== TO BE DONE ==
Write the data below out exactly as it stands. Do not include the pictures.

--- Begin RECORDS PROVIDED ---

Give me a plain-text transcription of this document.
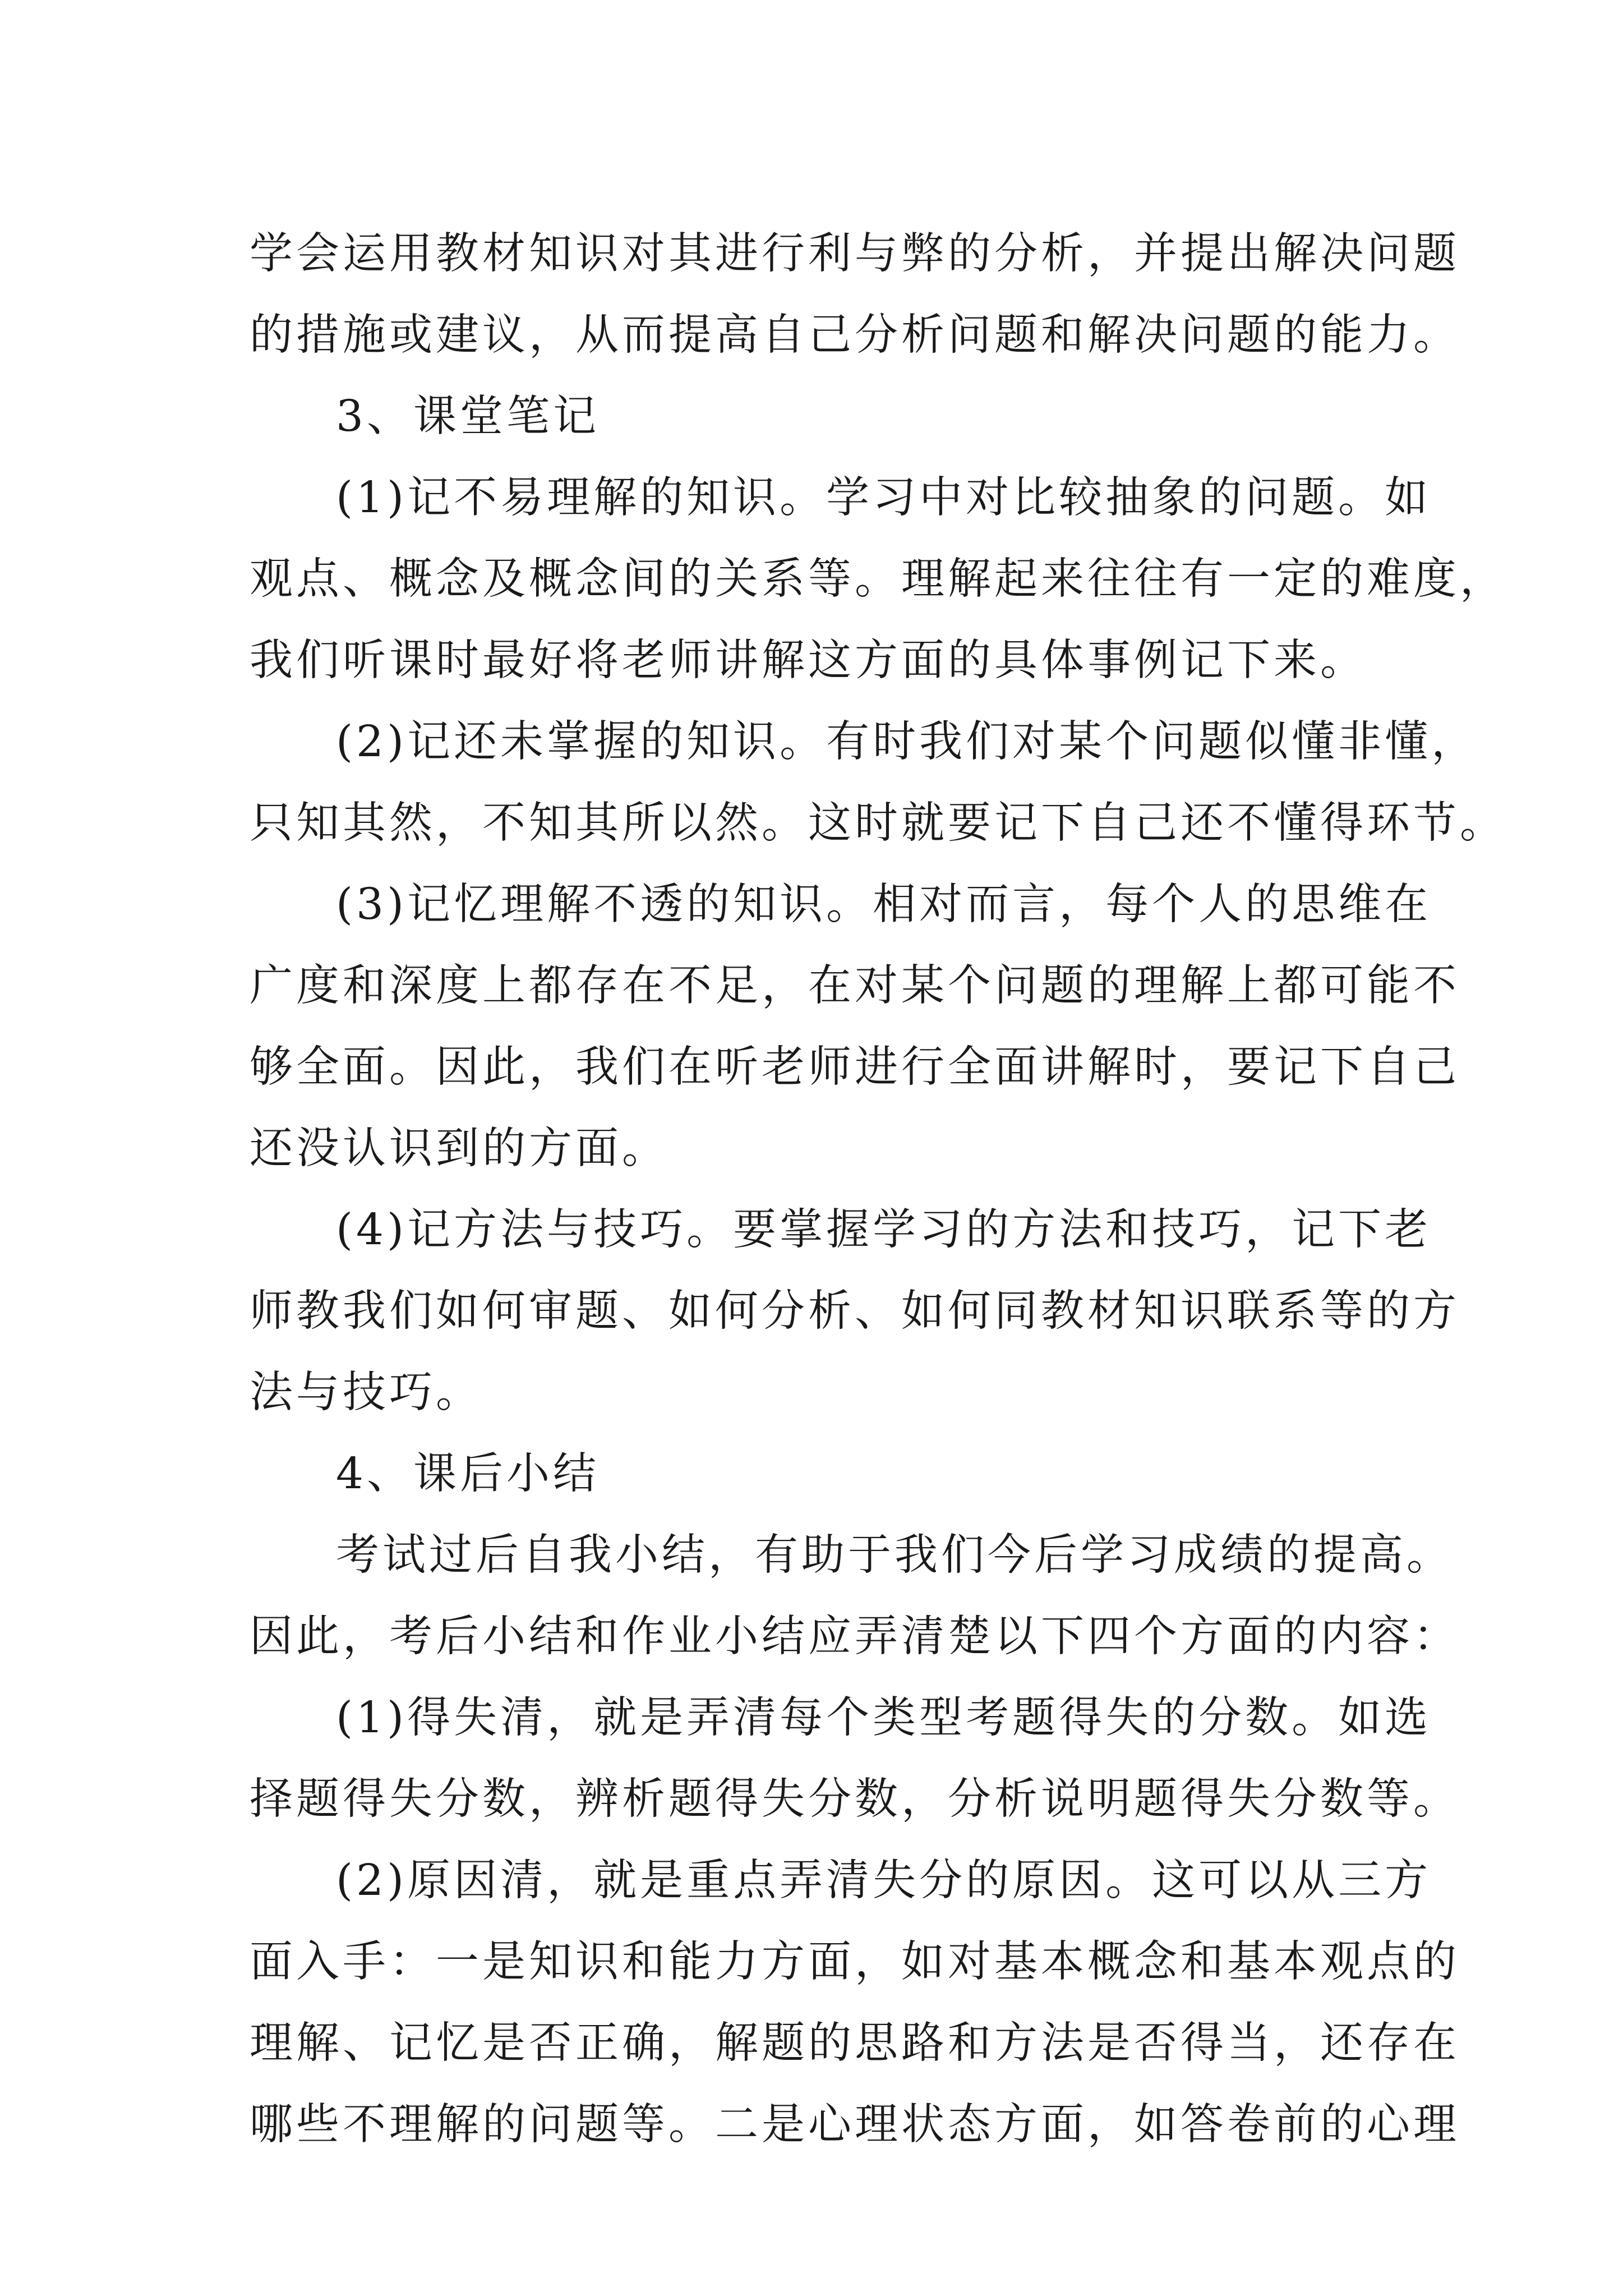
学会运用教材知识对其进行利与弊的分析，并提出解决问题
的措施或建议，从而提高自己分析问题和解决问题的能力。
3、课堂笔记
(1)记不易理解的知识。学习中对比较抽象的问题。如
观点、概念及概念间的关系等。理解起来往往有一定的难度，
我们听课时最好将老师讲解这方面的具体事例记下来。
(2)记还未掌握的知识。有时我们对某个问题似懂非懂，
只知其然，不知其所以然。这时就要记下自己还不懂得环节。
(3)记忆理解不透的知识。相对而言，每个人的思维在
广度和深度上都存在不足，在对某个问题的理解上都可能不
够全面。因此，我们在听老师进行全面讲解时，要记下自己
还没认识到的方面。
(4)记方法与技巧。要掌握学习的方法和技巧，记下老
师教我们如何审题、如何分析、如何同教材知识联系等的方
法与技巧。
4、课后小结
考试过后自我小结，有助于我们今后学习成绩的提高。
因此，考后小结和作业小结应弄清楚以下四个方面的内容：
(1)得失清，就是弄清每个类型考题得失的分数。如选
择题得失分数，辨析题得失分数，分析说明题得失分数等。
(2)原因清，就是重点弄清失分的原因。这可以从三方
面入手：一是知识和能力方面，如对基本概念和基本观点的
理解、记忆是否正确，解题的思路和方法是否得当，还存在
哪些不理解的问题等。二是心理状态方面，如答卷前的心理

--- End RECORDS PROVIDED ---

== ANSWER FOR THIS EXERCISE ==
Give me a plain-text transcription of this document.
学会运用教材知识对其进行利与弊的分析，并提出解决问题
的措施或建议，从而提高自己分析问题和解决问题的能力。
3、课堂笔记
(1)记不易理解的知识。学习中对比较抽象的问题。如
观点、概念及概念间的关系等。理解起来往往有一定的难度，
我们听课时最好将老师讲解这方面的具体事例记下来。
(2)记还未掌握的知识。有时我们对某个问题似懂非懂，
只知其然，不知其所以然。这时就要记下自己还不懂得环节。
(3)记忆理解不透的知识。相对而言，每个人的思维在
广度和深度上都存在不足，在对某个问题的理解上都可能不
够全面。因此，我们在听老师进行全面讲解时，要记下自己
还没认识到的方面。
(4)记方法与技巧。要掌握学习的方法和技巧，记下老
师教我们如何审题、如何分析、如何同教材知识联系等的方
法与技巧。
4、课后小结
考试过后自我小结，有助于我们今后学习成绩的提高。
因此，考后小结和作业小结应弄清楚以下四个方面的内容：
(1)得失清，就是弄清每个类型考题得失的分数。如选
择题得失分数，辨析题得失分数，分析说明题得失分数等。
(2)原因清，就是重点弄清失分的原因。这可以从三方
面入手：一是知识和能力方面，如对基本概念和基本观点的
理解、记忆是否正确，解题的思路和方法是否得当，还存在
哪些不理解的问题等。二是心理状态方面，如答卷前的心理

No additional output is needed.